Find each line with the word "exact" in it, then give the total alone.
----- Records provided
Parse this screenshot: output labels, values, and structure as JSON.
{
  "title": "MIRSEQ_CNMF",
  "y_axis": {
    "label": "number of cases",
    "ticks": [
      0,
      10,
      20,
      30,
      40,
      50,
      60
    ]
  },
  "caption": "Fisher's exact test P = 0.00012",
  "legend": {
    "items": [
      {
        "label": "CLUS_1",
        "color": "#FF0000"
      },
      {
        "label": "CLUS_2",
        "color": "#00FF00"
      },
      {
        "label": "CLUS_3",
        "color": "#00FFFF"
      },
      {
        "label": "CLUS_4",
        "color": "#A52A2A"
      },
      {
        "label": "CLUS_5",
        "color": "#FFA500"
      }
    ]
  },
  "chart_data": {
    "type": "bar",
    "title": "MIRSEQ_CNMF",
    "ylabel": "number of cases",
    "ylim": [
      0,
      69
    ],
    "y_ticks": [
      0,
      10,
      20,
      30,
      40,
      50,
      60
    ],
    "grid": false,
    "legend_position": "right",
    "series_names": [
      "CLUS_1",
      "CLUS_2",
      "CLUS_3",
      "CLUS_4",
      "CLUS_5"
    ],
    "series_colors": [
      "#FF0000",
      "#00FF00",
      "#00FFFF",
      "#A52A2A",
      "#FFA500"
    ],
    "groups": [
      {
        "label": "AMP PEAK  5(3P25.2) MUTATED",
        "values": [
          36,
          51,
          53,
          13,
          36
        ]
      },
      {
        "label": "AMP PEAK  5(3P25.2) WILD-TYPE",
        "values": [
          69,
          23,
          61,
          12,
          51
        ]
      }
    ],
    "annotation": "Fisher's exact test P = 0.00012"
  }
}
----------
----- Records provided
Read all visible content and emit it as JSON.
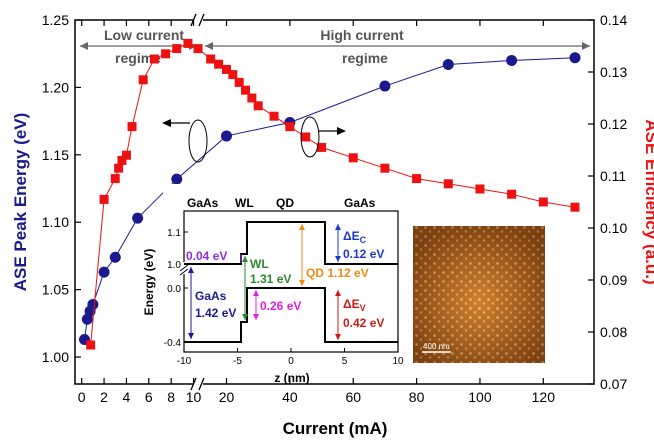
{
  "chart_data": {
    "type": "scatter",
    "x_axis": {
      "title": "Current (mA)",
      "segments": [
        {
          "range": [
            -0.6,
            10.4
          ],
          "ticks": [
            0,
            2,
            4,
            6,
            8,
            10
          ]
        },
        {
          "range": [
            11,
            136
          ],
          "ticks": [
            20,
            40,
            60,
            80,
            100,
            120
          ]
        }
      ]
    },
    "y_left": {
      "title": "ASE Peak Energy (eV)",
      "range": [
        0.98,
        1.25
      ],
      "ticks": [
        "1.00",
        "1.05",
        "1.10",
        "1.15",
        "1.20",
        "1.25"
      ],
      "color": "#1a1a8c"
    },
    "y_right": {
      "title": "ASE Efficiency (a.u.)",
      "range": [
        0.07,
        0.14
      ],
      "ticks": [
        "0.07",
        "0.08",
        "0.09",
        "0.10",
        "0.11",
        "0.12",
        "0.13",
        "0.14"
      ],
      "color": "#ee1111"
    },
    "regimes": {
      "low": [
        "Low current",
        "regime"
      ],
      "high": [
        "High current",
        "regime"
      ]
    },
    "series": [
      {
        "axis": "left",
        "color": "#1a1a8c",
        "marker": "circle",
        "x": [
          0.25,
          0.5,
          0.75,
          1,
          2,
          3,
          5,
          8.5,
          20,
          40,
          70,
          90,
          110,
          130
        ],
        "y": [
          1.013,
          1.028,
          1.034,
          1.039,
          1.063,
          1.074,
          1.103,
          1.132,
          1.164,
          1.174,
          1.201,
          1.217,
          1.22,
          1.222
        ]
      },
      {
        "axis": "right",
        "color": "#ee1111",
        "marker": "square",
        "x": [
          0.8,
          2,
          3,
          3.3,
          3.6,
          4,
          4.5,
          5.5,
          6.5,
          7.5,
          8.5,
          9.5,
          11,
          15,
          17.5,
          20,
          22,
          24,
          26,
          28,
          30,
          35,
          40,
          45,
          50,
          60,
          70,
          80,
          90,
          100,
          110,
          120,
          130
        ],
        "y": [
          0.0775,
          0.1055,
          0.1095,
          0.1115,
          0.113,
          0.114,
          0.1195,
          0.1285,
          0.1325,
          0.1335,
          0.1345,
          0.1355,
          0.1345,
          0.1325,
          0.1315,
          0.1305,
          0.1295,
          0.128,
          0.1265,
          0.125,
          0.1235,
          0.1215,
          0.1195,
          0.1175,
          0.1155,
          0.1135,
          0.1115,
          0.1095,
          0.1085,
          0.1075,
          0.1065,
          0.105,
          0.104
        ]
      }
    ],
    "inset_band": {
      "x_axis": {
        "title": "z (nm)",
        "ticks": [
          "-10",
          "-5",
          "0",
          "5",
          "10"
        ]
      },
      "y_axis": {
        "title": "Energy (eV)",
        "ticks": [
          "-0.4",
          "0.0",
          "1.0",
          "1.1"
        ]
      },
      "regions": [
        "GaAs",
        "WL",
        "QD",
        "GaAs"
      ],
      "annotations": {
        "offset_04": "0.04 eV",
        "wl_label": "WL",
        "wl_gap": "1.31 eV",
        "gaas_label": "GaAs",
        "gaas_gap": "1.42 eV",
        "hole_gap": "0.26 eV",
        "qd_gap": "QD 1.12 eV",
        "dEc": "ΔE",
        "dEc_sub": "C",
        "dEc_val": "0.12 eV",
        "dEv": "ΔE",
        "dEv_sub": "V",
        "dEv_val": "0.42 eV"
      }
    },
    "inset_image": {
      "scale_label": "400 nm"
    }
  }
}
----------
▸ **Expected answer**
2